Begin RECORDS SHOWN
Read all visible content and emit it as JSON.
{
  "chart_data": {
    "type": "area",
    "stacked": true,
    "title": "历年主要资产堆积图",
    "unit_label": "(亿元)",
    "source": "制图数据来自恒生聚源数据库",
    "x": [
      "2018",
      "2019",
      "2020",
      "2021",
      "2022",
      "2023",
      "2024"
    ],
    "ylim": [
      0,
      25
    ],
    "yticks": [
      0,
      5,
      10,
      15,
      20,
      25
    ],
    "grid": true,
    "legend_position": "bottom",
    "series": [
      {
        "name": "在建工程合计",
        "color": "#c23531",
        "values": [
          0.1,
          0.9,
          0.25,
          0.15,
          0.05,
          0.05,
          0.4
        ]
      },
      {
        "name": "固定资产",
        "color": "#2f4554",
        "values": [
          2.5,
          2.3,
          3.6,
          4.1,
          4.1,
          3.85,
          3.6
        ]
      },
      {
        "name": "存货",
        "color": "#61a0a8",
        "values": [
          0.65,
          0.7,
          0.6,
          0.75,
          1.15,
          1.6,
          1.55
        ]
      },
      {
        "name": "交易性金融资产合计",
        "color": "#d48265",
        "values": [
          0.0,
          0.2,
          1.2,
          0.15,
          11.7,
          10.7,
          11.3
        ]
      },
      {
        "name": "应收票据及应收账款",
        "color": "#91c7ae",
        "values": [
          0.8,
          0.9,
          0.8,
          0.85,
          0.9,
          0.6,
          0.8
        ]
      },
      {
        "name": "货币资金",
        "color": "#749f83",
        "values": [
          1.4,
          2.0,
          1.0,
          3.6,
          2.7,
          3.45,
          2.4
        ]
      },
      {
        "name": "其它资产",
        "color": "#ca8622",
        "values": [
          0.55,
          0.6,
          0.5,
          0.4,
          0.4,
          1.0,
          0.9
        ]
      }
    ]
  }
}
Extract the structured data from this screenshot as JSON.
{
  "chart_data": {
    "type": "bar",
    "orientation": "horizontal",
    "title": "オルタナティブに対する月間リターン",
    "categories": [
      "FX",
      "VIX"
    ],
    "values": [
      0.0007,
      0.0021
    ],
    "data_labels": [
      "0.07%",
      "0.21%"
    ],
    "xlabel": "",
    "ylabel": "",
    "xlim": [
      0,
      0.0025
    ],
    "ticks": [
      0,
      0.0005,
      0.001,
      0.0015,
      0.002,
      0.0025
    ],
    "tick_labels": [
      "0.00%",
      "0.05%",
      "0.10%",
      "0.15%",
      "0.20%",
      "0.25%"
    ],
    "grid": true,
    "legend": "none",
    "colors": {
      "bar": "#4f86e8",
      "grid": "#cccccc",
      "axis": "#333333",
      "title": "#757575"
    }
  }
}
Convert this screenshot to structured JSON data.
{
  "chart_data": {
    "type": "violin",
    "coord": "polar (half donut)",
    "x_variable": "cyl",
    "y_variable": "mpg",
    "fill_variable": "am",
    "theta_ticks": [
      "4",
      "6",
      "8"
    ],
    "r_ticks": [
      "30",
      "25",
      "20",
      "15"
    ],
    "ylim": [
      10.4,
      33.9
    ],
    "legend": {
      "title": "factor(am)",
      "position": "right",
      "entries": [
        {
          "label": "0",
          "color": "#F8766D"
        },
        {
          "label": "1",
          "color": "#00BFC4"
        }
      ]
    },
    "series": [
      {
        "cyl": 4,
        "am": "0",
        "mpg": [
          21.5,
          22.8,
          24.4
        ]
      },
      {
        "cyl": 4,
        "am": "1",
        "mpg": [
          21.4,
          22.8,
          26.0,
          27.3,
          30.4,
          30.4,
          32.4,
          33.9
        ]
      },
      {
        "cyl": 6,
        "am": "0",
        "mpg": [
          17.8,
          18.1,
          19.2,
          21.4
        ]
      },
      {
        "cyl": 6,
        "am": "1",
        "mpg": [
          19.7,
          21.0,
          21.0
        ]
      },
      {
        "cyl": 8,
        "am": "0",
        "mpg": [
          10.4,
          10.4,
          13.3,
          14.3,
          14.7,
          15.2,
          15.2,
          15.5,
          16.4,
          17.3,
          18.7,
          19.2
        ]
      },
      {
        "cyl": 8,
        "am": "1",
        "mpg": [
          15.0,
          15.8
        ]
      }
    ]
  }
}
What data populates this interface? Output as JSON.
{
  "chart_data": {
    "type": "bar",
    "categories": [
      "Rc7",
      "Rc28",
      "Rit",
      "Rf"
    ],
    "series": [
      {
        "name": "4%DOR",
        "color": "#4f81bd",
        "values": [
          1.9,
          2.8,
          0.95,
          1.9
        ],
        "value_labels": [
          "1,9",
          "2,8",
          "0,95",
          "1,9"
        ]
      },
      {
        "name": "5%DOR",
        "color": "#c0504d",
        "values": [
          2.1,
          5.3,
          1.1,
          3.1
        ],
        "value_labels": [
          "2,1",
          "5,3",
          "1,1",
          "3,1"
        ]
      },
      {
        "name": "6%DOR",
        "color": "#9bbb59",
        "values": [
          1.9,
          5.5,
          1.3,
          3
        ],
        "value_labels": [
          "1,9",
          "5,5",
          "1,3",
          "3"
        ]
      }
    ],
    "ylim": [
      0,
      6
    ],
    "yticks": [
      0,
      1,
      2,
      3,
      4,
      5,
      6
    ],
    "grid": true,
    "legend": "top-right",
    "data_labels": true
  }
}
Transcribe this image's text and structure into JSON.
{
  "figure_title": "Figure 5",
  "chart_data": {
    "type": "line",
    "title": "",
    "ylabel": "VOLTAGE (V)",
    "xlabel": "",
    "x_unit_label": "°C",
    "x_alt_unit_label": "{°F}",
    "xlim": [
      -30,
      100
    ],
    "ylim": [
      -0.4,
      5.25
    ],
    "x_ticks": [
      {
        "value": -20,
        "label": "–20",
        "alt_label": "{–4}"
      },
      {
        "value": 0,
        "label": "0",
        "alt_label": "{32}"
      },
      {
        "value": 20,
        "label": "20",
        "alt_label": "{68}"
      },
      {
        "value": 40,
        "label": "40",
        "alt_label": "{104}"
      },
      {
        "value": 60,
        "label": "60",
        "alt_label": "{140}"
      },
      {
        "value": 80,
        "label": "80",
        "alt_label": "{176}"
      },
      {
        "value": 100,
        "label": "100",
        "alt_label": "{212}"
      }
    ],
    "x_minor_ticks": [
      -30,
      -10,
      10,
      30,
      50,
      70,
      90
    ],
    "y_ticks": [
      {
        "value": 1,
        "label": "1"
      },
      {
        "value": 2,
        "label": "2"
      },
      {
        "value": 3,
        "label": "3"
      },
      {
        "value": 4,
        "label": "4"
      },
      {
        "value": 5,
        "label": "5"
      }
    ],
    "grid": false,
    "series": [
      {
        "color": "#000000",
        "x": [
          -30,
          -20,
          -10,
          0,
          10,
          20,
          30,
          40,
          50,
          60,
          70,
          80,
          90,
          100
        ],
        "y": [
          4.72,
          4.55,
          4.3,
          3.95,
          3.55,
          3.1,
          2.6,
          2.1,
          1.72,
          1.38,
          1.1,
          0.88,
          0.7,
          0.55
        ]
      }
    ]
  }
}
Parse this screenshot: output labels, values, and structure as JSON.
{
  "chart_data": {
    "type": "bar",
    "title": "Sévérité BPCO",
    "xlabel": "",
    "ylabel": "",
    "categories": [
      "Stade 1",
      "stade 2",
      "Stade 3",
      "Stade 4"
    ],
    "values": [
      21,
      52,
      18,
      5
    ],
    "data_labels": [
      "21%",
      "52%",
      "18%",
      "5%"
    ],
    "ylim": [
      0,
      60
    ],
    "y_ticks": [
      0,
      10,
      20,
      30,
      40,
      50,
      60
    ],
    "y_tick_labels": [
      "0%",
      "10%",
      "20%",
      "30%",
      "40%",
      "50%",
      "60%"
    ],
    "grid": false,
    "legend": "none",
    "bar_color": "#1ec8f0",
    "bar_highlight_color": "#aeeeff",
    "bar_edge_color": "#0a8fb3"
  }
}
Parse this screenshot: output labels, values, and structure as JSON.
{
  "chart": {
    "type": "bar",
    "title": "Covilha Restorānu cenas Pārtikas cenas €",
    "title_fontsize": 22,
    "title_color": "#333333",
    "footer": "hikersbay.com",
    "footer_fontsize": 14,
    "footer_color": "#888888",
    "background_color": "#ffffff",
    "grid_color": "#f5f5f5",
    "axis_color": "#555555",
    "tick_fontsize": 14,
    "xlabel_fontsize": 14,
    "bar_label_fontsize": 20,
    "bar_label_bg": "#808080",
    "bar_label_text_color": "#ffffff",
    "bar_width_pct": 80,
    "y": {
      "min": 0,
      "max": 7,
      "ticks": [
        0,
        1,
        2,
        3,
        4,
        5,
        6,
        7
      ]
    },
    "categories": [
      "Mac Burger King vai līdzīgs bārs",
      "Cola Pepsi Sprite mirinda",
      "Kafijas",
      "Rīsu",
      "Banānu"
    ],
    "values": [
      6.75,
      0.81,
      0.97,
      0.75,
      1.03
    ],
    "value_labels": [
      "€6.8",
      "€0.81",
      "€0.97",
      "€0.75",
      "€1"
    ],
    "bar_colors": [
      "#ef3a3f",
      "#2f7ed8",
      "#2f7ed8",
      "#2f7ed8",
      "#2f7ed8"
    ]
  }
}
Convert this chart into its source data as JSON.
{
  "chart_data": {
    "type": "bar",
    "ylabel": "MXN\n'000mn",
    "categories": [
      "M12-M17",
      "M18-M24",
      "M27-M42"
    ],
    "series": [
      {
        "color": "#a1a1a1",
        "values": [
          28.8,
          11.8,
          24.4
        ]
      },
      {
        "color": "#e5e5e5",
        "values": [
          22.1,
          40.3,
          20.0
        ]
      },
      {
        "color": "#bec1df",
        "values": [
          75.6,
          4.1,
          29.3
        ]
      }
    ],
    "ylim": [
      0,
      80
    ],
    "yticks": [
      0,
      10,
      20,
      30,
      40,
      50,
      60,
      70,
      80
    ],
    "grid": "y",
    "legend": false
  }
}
End RECORDS SHOWN
EXERCISE GOAL — Only the count is wanted: report how many lines of the material above hold the word "screenshot".

RESULT OF THIS TASK — 4